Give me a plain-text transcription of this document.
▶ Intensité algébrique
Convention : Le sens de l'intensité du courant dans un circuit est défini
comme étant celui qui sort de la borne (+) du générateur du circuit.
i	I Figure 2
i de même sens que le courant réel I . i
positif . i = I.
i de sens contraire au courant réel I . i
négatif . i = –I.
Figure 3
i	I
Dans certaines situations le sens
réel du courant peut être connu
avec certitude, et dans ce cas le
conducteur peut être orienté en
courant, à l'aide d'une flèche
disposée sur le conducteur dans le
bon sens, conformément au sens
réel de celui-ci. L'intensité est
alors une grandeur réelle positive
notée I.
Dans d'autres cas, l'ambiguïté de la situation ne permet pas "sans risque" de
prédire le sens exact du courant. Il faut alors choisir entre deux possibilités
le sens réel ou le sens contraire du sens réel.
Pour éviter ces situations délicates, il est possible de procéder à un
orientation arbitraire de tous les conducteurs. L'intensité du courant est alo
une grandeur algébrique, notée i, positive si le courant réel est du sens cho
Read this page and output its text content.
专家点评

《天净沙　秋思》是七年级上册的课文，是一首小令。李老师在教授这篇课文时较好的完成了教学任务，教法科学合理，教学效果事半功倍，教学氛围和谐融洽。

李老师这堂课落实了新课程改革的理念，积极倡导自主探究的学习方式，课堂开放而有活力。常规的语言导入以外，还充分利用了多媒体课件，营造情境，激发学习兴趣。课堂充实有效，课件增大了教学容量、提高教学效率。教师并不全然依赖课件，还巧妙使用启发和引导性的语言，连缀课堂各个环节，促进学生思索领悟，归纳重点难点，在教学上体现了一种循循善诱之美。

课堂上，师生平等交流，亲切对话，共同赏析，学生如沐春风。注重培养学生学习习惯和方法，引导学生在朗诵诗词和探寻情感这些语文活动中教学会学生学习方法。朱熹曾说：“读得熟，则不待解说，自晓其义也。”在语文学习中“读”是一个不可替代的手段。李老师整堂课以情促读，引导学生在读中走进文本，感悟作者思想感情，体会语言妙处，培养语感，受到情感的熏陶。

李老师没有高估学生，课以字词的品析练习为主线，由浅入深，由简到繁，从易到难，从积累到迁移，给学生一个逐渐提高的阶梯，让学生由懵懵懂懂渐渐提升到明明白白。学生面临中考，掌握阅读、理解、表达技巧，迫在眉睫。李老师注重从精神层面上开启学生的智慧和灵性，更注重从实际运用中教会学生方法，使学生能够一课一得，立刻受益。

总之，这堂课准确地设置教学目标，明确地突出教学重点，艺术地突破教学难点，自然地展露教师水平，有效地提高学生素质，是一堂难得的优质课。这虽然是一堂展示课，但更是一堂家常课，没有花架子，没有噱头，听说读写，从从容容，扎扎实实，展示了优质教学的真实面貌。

* Exercise *
Without leaving anything out, quote all the data.

* Output for this task *
Give me a plain-text transcription of this document.
▶ Intensité algébrique
Convention : Le sens de l'intensité du courant dans un circuit est défini
comme étant celui qui sort de la borne (+) du générateur du circuit.
i	I Figure 2
i de même sens que le courant réel I . i
positif . i = I.
i de sens contraire au courant réel I . i
négatif . i = –I.
Figure 3
i	I
Dans certaines situations le sens
réel du courant peut être connu
avec certitude, et dans ce cas le
conducteur peut être orienté en
courant, à l'aide d'une flèche
disposée sur le conducteur dans le
bon sens, conformément au sens
réel de celui-ci. L'intensité est
alors une grandeur réelle positive
notée I.
Dans d'autres cas, l'ambiguïté de la situation ne permet pas "sans risque" de
prédire le sens exact du courant. Il faut alors choisir entre deux possibilités
le sens réel ou le sens contraire du sens réel.
Pour éviter ces situations délicates, il est possible de procéder à un
orientation arbitraire de tous les conducteurs. L'intensité du courant est alo
une grandeur algébrique, notée i, positive si le courant réel est du sens cho
Read this page and output its text content.
专家点评

《天净沙　秋思》是七年级上册的课文，是一首小令。李老师在教授这篇课文时较好的完成了教学任务，教法科学合理，教学效果事半功倍，教学氛围和谐融洽。

李老师这堂课落实了新课程改革的理念，积极倡导自主探究的学习方式，课堂开放而有活力。常规的语言导入以外，还充分利用了多媒体课件，营造情境，激发学习兴趣。课堂充实有效，课件增大了教学容量、提高教学效率。教师并不全然依赖课件，还巧妙使用启发和引导性的语言，连缀课堂各个环节，促进学生思索领悟，归纳重点难点，在教学上体现了一种循循善诱之美。

课堂上，师生平等交流，亲切对话，共同赏析，学生如沐春风。注重培养学生学习习惯和方法，引导学生在朗诵诗词和探寻情感这些语文活动中教学会学生学习方法。朱熹曾说：“读得熟，则不待解说，自晓其义也。”在语文学习中“读”是一个不可替代的手段。李老师整堂课以情促读，引导学生在读中走进文本，感悟作者思想感情，体会语言妙处，培养语感，受到情感的熏陶。

李老师没有高估学生，课以字词的品析练习为主线，由浅入深，由简到繁，从易到难，从积累到迁移，给学生一个逐渐提高的阶梯，让学生由懵懵懂懂渐渐提升到明明白白。学生面临中考，掌握阅读、理解、表达技巧，迫在眉睫。李老师注重从精神层面上开启学生的智慧和灵性，更注重从实际运用中教会学生方法，使学生能够一课一得，立刻受益。

总之，这堂课准确地设置教学目标，明确地突出教学重点，艺术地突破教学难点，自然地展露教师水平，有效地提高学生素质，是一堂难得的优质课。这虽然是一堂展示课，但更是一堂家常课，没有花架子，没有噱头，听说读写，从从容容，扎扎实实，展示了优质教学的真实面貌。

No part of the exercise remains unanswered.